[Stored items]
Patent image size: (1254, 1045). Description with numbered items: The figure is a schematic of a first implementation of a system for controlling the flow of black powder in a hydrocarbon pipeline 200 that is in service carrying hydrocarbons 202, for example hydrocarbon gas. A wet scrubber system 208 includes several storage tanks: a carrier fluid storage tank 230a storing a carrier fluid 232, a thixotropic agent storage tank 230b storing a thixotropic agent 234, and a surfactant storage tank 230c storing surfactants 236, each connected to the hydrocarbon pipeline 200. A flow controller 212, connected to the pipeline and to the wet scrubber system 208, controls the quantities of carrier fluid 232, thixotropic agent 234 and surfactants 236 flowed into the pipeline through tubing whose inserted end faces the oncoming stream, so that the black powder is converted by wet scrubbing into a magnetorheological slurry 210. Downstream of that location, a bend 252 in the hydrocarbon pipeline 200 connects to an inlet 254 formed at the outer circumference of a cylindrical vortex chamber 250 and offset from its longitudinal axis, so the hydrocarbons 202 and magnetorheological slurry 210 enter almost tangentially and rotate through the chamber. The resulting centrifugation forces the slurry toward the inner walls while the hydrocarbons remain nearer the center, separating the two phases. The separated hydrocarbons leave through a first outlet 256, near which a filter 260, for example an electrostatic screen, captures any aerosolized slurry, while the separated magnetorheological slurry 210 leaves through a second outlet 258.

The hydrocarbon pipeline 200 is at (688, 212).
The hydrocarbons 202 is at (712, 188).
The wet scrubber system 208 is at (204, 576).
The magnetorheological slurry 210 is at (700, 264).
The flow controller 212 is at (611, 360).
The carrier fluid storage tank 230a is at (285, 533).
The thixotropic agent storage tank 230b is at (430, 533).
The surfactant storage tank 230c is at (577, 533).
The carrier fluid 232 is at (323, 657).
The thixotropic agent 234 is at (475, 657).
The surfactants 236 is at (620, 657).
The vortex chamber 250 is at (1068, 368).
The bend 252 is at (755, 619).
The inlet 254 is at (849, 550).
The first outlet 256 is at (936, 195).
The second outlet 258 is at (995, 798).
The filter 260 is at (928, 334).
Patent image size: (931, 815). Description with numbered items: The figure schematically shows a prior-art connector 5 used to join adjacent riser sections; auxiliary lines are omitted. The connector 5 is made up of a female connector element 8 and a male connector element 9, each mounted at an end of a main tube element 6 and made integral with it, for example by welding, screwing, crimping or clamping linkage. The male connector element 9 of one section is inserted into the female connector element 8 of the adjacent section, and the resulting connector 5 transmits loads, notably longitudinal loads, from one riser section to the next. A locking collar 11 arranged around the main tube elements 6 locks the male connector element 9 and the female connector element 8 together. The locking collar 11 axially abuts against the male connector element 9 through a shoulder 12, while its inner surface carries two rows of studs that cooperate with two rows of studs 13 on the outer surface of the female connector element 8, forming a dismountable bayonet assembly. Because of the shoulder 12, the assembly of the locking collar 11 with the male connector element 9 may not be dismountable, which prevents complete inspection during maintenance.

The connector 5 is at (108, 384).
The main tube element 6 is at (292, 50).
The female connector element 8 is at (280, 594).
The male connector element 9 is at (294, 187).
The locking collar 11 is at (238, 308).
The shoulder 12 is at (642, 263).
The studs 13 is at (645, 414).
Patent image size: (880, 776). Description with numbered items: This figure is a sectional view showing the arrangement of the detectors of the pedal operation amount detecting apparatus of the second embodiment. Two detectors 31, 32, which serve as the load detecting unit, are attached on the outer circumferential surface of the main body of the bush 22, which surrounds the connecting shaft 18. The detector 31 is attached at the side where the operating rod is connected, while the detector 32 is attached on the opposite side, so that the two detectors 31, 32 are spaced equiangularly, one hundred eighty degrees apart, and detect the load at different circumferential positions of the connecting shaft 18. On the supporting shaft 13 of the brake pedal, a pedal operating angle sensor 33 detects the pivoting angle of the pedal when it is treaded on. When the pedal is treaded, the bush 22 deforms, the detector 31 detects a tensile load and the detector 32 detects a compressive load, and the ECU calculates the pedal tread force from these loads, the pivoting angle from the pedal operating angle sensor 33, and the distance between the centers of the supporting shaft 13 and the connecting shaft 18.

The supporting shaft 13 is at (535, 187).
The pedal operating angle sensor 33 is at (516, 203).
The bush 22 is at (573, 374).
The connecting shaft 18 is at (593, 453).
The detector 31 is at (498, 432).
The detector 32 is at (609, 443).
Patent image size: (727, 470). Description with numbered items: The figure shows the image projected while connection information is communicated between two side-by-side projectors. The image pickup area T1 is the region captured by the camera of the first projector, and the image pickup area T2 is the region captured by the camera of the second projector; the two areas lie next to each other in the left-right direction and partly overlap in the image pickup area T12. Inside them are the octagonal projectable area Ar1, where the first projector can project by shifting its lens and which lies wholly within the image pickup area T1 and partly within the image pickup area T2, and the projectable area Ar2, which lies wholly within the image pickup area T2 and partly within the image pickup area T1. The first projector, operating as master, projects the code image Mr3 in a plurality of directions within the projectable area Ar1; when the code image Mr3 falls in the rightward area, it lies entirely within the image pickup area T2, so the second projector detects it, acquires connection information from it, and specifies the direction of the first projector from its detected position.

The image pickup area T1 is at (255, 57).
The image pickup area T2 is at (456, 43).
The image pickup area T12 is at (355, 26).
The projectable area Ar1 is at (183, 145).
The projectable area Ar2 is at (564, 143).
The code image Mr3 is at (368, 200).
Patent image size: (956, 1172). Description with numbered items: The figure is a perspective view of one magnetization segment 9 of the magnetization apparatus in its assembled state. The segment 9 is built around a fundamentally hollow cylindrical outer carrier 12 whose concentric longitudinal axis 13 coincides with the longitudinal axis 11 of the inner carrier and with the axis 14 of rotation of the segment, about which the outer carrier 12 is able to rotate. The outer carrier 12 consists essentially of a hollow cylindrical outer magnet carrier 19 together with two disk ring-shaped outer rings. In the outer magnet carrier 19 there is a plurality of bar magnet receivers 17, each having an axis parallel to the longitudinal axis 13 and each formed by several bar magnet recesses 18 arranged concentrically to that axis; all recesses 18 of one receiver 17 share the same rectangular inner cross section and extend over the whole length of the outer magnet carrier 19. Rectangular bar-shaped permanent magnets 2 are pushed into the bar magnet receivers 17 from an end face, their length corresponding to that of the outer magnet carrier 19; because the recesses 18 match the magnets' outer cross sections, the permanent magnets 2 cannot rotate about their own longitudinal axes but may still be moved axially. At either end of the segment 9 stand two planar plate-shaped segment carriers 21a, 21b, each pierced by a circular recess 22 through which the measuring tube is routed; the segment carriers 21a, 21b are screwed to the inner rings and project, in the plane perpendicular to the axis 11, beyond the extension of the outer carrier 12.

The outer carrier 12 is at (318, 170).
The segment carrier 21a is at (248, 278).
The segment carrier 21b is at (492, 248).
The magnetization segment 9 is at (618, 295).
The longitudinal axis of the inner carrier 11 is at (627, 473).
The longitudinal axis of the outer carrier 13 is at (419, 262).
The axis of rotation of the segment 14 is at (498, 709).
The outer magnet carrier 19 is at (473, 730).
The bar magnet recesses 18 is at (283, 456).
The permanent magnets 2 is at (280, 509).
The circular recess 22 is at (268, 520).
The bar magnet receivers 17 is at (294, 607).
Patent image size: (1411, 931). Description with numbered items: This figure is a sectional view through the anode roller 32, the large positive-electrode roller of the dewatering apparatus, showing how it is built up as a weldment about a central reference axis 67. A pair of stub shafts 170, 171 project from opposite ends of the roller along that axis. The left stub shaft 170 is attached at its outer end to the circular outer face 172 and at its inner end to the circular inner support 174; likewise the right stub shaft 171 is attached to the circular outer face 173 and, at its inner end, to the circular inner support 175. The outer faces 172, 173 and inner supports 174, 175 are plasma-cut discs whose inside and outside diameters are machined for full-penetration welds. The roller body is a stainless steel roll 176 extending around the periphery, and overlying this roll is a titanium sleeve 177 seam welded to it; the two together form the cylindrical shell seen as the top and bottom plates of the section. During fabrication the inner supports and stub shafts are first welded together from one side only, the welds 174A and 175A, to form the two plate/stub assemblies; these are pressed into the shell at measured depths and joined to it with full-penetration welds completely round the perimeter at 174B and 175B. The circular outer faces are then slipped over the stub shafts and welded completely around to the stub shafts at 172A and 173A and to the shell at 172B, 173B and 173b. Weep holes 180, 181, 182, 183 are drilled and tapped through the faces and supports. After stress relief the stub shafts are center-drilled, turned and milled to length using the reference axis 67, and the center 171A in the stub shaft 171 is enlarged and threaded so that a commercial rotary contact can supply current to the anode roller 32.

** CHALLENGE **
Arrange the lines of the records from the line containing "Patent image size: (956, 1172)." through the line containing "The circular recess 22 is at (268, 520)." as a numbered list, omitting any blank lines.

** IN RESPONSE **
1. Patent image size: (956, 1172). Description with numbered items: The figure is a perspective view of one magnetization segment 9 of the magnetization apparatus in its assembled state. The segment 9 is built around a fundamentally hollow cylindrical outer carrier 12 whose concentric longitudinal axis 13 coincides with the longitudinal axis 11 of the inner carrier and with the axis 14 of rotation of the segment, about which the outer carrier 12 is able to rotate. The outer carrier 12 consists essentially of a hollow cylindrical outer magnet carrier 19 together with two disk ring-shaped outer rings. In the outer magnet carrier 19 there is a plurality of bar magnet receivers 17, each having an axis parallel to the longitudinal axis 13 and each formed by several bar magnet recesses 18 arranged concentrically to that axis; all recesses 18 of one receiver 17 share the same rectangular inner cross section and extend over the whole length of the outer magnet carrier 19. Rectangular bar-shaped permanent magnets 2 are pushed into the bar magnet receivers 17 from an end face, their length corresponding to that of the outer magnet carrier 19; because the recesses 18 match the magnets' outer cross sections, the permanent magnets 2 cannot rotate about their own longitudinal axes but may still be moved axially. At either end of the segment 9 stand two planar plate-shaped segment carriers 21a, 21b, each pierced by a circular recess 22 through which the measuring tube is routed; the segment carriers 21a, 21b are screwed to the inner rings and project, in the plane perpendicular to the axis 11, beyond the extension of the outer carrier 12.
2. The outer carrier 12 is at (318, 170).
3. The segment carrier 21a is at (248, 278).
4. The segment carrier 21b is at (492, 248).
5. The magnetization segment 9 is at (618, 295).
6. The longitudinal axis of the inner carrier 11 is at (627, 473).
7. The longitudinal axis of the outer carrier 13 is at (419, 262).
8. The axis of rotation of the segment 14 is at (498, 709).
9. The outer magnet carrier 19 is at (473, 730).
10. The bar magnet recesses 18 is at (283, 456).
11. The permanent magnets 2 is at (280, 509).
12. The circular recess 22 is at (268, 520).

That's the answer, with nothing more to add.